Your task is to repeat the listing exactly.

[BEGIN Source records]

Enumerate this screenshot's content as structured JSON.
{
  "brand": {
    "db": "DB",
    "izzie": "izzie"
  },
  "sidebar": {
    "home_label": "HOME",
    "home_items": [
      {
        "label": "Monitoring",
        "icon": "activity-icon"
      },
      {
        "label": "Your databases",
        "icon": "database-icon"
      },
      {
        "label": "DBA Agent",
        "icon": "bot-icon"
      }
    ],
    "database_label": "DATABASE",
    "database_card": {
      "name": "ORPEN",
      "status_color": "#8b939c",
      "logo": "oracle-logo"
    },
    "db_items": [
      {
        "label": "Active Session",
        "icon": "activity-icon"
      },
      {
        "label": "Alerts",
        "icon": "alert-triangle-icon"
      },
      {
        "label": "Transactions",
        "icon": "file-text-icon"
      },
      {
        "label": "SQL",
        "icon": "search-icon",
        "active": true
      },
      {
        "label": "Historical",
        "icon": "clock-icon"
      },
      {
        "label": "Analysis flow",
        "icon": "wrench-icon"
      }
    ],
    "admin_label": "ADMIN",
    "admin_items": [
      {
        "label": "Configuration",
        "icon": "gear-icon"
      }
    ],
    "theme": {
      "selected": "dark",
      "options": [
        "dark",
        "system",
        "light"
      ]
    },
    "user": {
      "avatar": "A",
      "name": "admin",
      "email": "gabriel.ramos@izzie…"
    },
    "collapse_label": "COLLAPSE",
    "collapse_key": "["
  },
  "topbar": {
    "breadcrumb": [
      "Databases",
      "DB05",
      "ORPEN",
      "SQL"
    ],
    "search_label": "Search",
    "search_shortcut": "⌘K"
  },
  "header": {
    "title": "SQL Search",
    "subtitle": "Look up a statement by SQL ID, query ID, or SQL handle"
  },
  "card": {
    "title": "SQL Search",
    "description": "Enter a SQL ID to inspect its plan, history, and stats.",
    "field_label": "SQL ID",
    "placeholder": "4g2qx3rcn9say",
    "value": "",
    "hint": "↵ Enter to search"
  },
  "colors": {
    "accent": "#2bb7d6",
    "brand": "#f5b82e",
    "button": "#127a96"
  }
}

[END Source records]

* _Reply to the exercise_
Enumerate this screenshot's content as structured JSON.
{
  "brand": {
    "db": "DB",
    "izzie": "izzie"
  },
  "sidebar": {
    "home_label": "HOME",
    "home_items": [
      {
        "label": "Monitoring",
        "icon": "activity-icon"
      },
      {
        "label": "Your databases",
        "icon": "database-icon"
      },
      {
        "label": "DBA Agent",
        "icon": "bot-icon"
      }
    ],
    "database_label": "DATABASE",
    "database_card": {
      "name": "ORPEN",
      "status_color": "#8b939c",
      "logo": "oracle-logo"
    },
    "db_items": [
      {
        "label": "Active Session",
        "icon": "activity-icon"
      },
      {
        "label": "Alerts",
        "icon": "alert-triangle-icon"
      },
      {
        "label": "Transactions",
        "icon": "file-text-icon"
      },
      {
        "label": "SQL",
        "icon": "search-icon",
        "active": true
      },
      {
        "label": "Historical",
        "icon": "clock-icon"
      },
      {
        "label": "Analysis flow",
        "icon": "wrench-icon"
      }
    ],
    "admin_label": "ADMIN",
    "admin_items": [
      {
        "label": "Configuration",
        "icon": "gear-icon"
      }
    ],
    "theme": {
      "selected": "dark",
      "options": [
        "dark",
        "system",
        "light"
      ]
    },
    "user": {
      "avatar": "A",
      "name": "admin",
      "email": "gabriel.ramos@izzie…"
    },
    "collapse_label": "COLLAPSE",
    "collapse_key": "["
  },
  "topbar": {
    "breadcrumb": [
      "Databases",
      "DB05",
      "ORPEN",
      "SQL"
    ],
    "search_label": "Search",
    "search_shortcut": "⌘K"
  },
  "header": {
    "title": "SQL Search",
    "subtitle": "Look up a statement by SQL ID, query ID, or SQL handle"
  },
  "card": {
    "title": "SQL Search",
    "description": "Enter a SQL ID to inspect its plan, history, and stats.",
    "field_label": "SQL ID",
    "placeholder": "4g2qx3rcn9say",
    "value": "",
    "hint": "↵ Enter to search"
  },
  "colors": {
    "accent": "#2bb7d6",
    "brand": "#f5b82e",
    "button": "#127a96"
  }
}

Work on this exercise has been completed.